[Exercise details]
All of the data should be repeated exactly; pictures are not part of the copy.

[Stored data]

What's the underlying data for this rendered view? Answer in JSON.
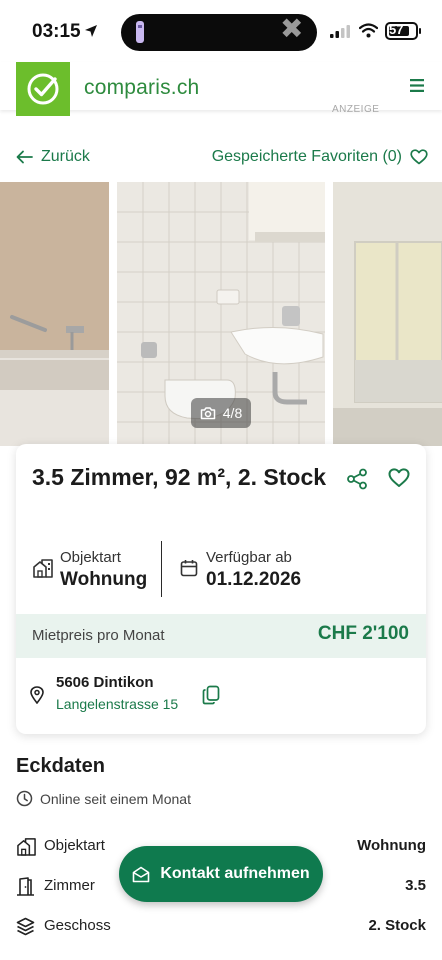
{
  "status_bar": {
    "time": "03:15",
    "battery": "57",
    "icons": [
      "location-arrow-icon",
      "signal-icon",
      "wifi-icon",
      "battery-icon"
    ]
  },
  "header": {
    "brand": "comparis.ch",
    "logo_icon": "check-circle-icon",
    "menu_icon": "menu-icon",
    "ad_label": "ANZEIGE",
    "colors": {
      "logo_green": "#6cbe2c",
      "brand_green": "#2e8b3e"
    }
  },
  "nav": {
    "back_label": "Zurück",
    "favorites_label": "Gespeicherte Favoriten (0)"
  },
  "gallery": {
    "counter": "4/8",
    "camera_icon": "camera-icon"
  },
  "listing": {
    "title": "3.5 Zimmer, 92 m², 2. Stock",
    "type_label": "Objektart",
    "type_value": "Wohnung",
    "available_label": "Verfügbar ab",
    "available_value": "01.12.2026",
    "price_label": "Mietpreis pro Monat",
    "price_value": "CHF 2'100",
    "address_city": "5606 Dintikon",
    "address_street": "Langelenstrasse 15",
    "accent_color": "#1b7a4a"
  },
  "eckdaten": {
    "title": "Eckdaten",
    "online_since": "Online seit einem Monat",
    "rows": [
      {
        "label": "Objektart",
        "value": "Wohnung",
        "icon": "building-icon"
      },
      {
        "label": "Zimmer",
        "value": "3.5",
        "icon": "door-icon"
      },
      {
        "label": "Geschoss",
        "value": "2. Stock",
        "icon": "layers-icon"
      }
    ]
  },
  "contact_button": {
    "label": "Kontakt aufnehmen",
    "icon": "mail-icon",
    "color": "#0f7a4e"
  }
}
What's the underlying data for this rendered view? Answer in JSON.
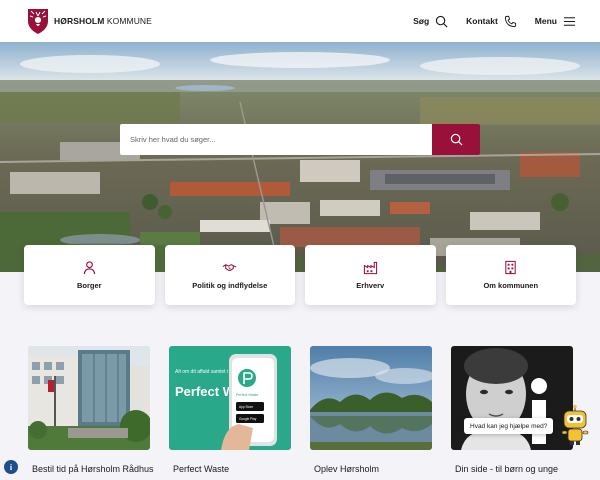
{
  "brand": {
    "name_bold": "HØRSHOLM",
    "name_rest": " KOMMUNE"
  },
  "nav": {
    "search_label": "Søg",
    "contact_label": "Kontakt",
    "menu_label": "Menu"
  },
  "search": {
    "placeholder": "Skriv her hvad du søger..."
  },
  "categories": [
    {
      "label": "Borger",
      "icon": "person-icon"
    },
    {
      "label": "Politik og indflydelse",
      "icon": "handshake-icon"
    },
    {
      "label": "Erhverv",
      "icon": "factory-icon"
    },
    {
      "label": "Om kommunen",
      "icon": "building-icon"
    }
  ],
  "news": [
    {
      "title": "Bestil tid på Hørsholm Rådhus"
    },
    {
      "title": "Perfect Waste",
      "promo_small": "Alt om dit affald samlet i vores app",
      "promo_big": "Perfect Waste",
      "phone_brand": "Perfect Waste",
      "app_store": "App Store",
      "google_play": "Google Play"
    },
    {
      "title": "Oplev Hørsholm"
    },
    {
      "title": "Din side - til børn og unge"
    }
  ],
  "chat": {
    "text": "Hvad kan jeg hjælpe med?"
  },
  "info": {
    "label": "i"
  },
  "colors": {
    "brand": "#99103a",
    "background": "#f4f3f8",
    "card": "#ffffff"
  }
}
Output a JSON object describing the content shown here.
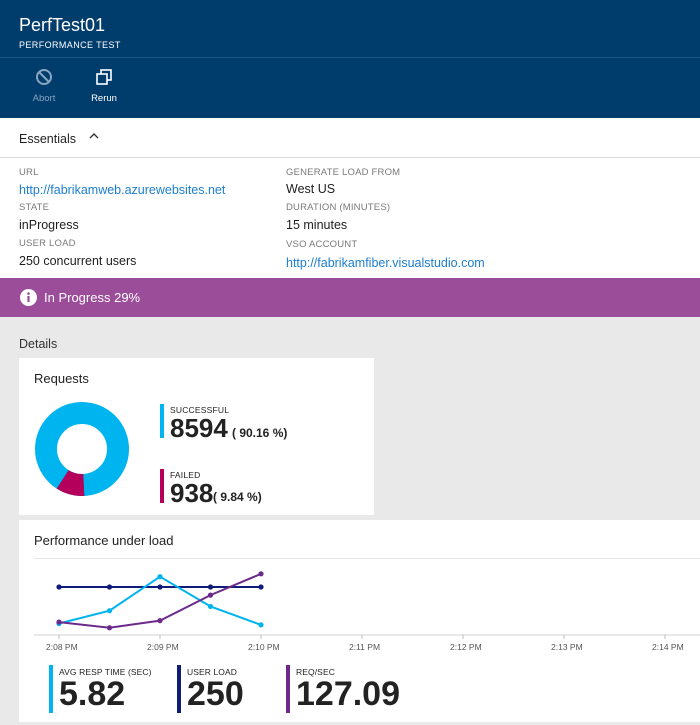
{
  "header": {
    "title": "PerfTest01",
    "subtitle": "PERFORMANCE TEST"
  },
  "commands": {
    "abort": "Abort",
    "rerun": "Rerun"
  },
  "essentials": {
    "title": "Essentials",
    "url_label": "URL",
    "url_value": "http://fabrikamweb.azurewebsites.net",
    "state_label": "STATE",
    "state_value": "inProgress",
    "user_load_label": "USER LOAD",
    "user_load_value": "250 concurrent users",
    "generate_label": "GENERATE LOAD FROM",
    "generate_value": "West US",
    "duration_label": "DURATION (MINUTES)",
    "duration_value": "15 minutes",
    "vso_label": "VSO ACCOUNT",
    "vso_value": "http://fabrikamfiber.visualstudio.com"
  },
  "status": {
    "text": "In Progress 29%",
    "progress": 0.29
  },
  "details": {
    "label": "Details"
  },
  "requests": {
    "title": "Requests",
    "successful_label": "SUCCESSFUL",
    "successful_value": "8594",
    "successful_pct": "( 90.16 %)",
    "failed_label": "FAILED",
    "failed_value": "938",
    "failed_pct": "( 9.84 %)"
  },
  "performance": {
    "title": "Performance under load",
    "metrics": [
      {
        "label": "AVG RESP TIME (SEC)",
        "value": "5.82"
      },
      {
        "label": "USER LOAD",
        "value": "250"
      },
      {
        "label": "REQ/SEC",
        "value": "127.09"
      }
    ]
  },
  "colors": {
    "header_bg": "#003c6c",
    "status_bg": "#9c4d9a",
    "successful": "#00b4f0",
    "failed": "#b4005a",
    "avg_resp": "#00b4f0",
    "user_load": "#0f1c7a",
    "req_sec": "#6b2a8c",
    "link": "#1d7ed0"
  },
  "chart_data": {
    "type": "line",
    "x": [
      "2:08 PM",
      "2:08:30 PM",
      "2:09 PM",
      "2:09:30 PM",
      "2:10 PM",
      "2:10:30 PM"
    ],
    "x_ticks": [
      "2:08 PM",
      "2:09 PM",
      "2:10 PM",
      "2:11 PM",
      "2:12 PM",
      "2:13 PM",
      "2:14 PM"
    ],
    "series": [
      {
        "name": "USER LOAD",
        "values": [
          250,
          250,
          250,
          250,
          250,
          250
        ]
      },
      {
        "name": "AVG RESP TIME (SEC)",
        "values": [
          0.6,
          1.5,
          3.9,
          1.8,
          0.5,
          null
        ]
      },
      {
        "name": "REQ/SEC",
        "values": [
          0.7,
          0.3,
          0.8,
          2.6,
          4.1,
          null
        ]
      }
    ],
    "grid": false
  }
}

[Complete response]
What's the underlying data for this rendered view? Answer in JSON.
{
  "status_bar": {
    "time": "03:15",
    "battery": "57",
    "icons": [
      "location-arrow-icon",
      "signal-icon",
      "wifi-icon",
      "battery-icon"
    ]
  },
  "header": {
    "brand": "comparis.ch",
    "logo_icon": "check-circle-icon",
    "menu_icon": "menu-icon",
    "ad_label": "ANZEIGE",
    "colors": {
      "logo_green": "#6cbe2c",
      "brand_green": "#2e8b3e"
    }
  },
  "nav": {
    "back_label": "Zurück",
    "favorites_label": "Gespeicherte Favoriten (0)"
  },
  "gallery": {
    "counter": "4/8",
    "camera_icon": "camera-icon"
  },
  "listing": {
    "title": "3.5 Zimmer, 92 m², 2. Stock",
    "type_label": "Objektart",
    "type_value": "Wohnung",
    "available_label": "Verfügbar ab",
    "available_value": "01.12.2026",
    "price_label": "Mietpreis pro Monat",
    "price_value": "CHF 2'100",
    "address_city": "5606 Dintikon",
    "address_street": "Langelenstrasse 15",
    "accent_color": "#1b7a4a"
  },
  "eckdaten": {
    "title": "Eckdaten",
    "online_since": "Online seit einem Monat",
    "rows": [
      {
        "label": "Objektart",
        "value": "Wohnung",
        "icon": "building-icon"
      },
      {
        "label": "Zimmer",
        "value": "3.5",
        "icon": "door-icon"
      },
      {
        "label": "Geschoss",
        "value": "2. Stock",
        "icon": "layers-icon"
      }
    ]
  },
  "contact_button": {
    "label": "Kontakt aufnehmen",
    "icon": "mail-icon",
    "color": "#0f7a4e"
  }
}
What's the underlying data for this rendered view? Answer in JSON.
{
  "brand": {
    "name_bold": "HØRSHOLM",
    "name_rest": " KOMMUNE"
  },
  "nav": {
    "search_label": "Søg",
    "contact_label": "Kontakt",
    "menu_label": "Menu"
  },
  "search": {
    "placeholder": "Skriv her hvad du søger..."
  },
  "categories": [
    {
      "label": "Borger",
      "icon": "person-icon"
    },
    {
      "label": "Politik og indflydelse",
      "icon": "handshake-icon"
    },
    {
      "label": "Erhverv",
      "icon": "factory-icon"
    },
    {
      "label": "Om kommunen",
      "icon": "building-icon"
    }
  ],
  "news": [
    {
      "title": "Bestil tid på Hørsholm Rådhus"
    },
    {
      "title": "Perfect Waste",
      "promo_small": "Alt om dit affald samlet i vores app",
      "promo_big": "Perfect Waste",
      "phone_brand": "Perfect Waste",
      "app_store": "App Store",
      "google_play": "Google Play"
    },
    {
      "title": "Oplev Hørsholm"
    },
    {
      "title": "Din side - til børn og unge"
    }
  ],
  "chat": {
    "text": "Hvad kan jeg hjælpe med?"
  },
  "info": {
    "label": "i"
  },
  "colors": {
    "brand": "#99103a",
    "background": "#f4f3f8",
    "card": "#ffffff"
  }
}
Output a JSON object describing the content shown here.
{
  "header": {
    "title": "PerfTest01",
    "subtitle": "PERFORMANCE TEST"
  },
  "commands": {
    "abort": "Abort",
    "rerun": "Rerun"
  },
  "essentials": {
    "title": "Essentials",
    "url_label": "URL",
    "url_value": "http://fabrikamweb.azurewebsites.net",
    "state_label": "STATE",
    "state_value": "inProgress",
    "user_load_label": "USER LOAD",
    "user_load_value": "250 concurrent users",
    "generate_label": "GENERATE LOAD FROM",
    "generate_value": "West US",
    "duration_label": "DURATION (MINUTES)",
    "duration_value": "15 minutes",
    "vso_label": "VSO ACCOUNT",
    "vso_value": "http://fabrikamfiber.visualstudio.com"
  },
  "status": {
    "text": "In Progress 29%",
    "progress": 0.29
  },
  "details": {
    "label": "Details"
  },
  "requests": {
    "title": "Requests",
    "successful_label": "SUCCESSFUL",
    "successful_value": "8594",
    "successful_pct": "( 90.16 %)",
    "failed_label": "FAILED",
    "failed_value": "938",
    "failed_pct": "( 9.84 %)"
  },
  "performance": {
    "title": "Performance under load",
    "metrics": [
      {
        "label": "AVG RESP TIME (SEC)",
        "value": "5.82"
      },
      {
        "label": "USER LOAD",
        "value": "250"
      },
      {
        "label": "REQ/SEC",
        "value": "127.09"
      }
    ]
  },
  "colors": {
    "header_bg": "#003c6c",
    "status_bg": "#9c4d9a",
    "successful": "#00b4f0",
    "failed": "#b4005a",
    "avg_resp": "#00b4f0",
    "user_load": "#0f1c7a",
    "req_sec": "#6b2a8c",
    "link": "#1d7ed0"
  },
  "chart_data": {
    "type": "line",
    "x": [
      "2:08 PM",
      "2:08:30 PM",
      "2:09 PM",
      "2:09:30 PM",
      "2:10 PM",
      "2:10:30 PM"
    ],
    "x_ticks": [
      "2:08 PM",
      "2:09 PM",
      "2:10 PM",
      "2:11 PM",
      "2:12 PM",
      "2:13 PM",
      "2:14 PM"
    ],
    "series": [
      {
        "name": "USER LOAD",
        "values": [
          250,
          250,
          250,
          250,
          250,
          250
        ]
      },
      {
        "name": "AVG RESP TIME (SEC)",
        "values": [
          0.6,
          1.5,
          3.9,
          1.8,
          0.5,
          null
        ]
      },
      {
        "name": "REQ/SEC",
        "values": [
          0.7,
          0.3,
          0.8,
          2.6,
          4.1,
          null
        ]
      }
    ],
    "grid": false
  }
}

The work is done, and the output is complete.